Output all of the records exactly as written.

══ INFORMATION SHOWN ══

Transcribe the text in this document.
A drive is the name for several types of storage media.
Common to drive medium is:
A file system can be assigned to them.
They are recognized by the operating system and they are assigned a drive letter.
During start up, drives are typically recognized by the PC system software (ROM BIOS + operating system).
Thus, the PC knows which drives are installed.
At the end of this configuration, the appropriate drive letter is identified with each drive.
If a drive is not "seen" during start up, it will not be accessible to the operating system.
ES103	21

═══

→ TASK SOLUTION
Transcribe the text in this document.
A drive is the name for several types of storage media.
Common to drive medium is:
A file system can be assigned to them.
They are recognized by the operating system and they are assigned a drive letter.
During start up, drives are typically recognized by the PC system software (ROM BIOS + operating system).
Thus, the PC knows which drives are installed.
At the end of this configuration, the appropriate drive letter is identified with each drive.
If a drive is not "seen" during start up, it will not be accessible to the operating system.
ES103	21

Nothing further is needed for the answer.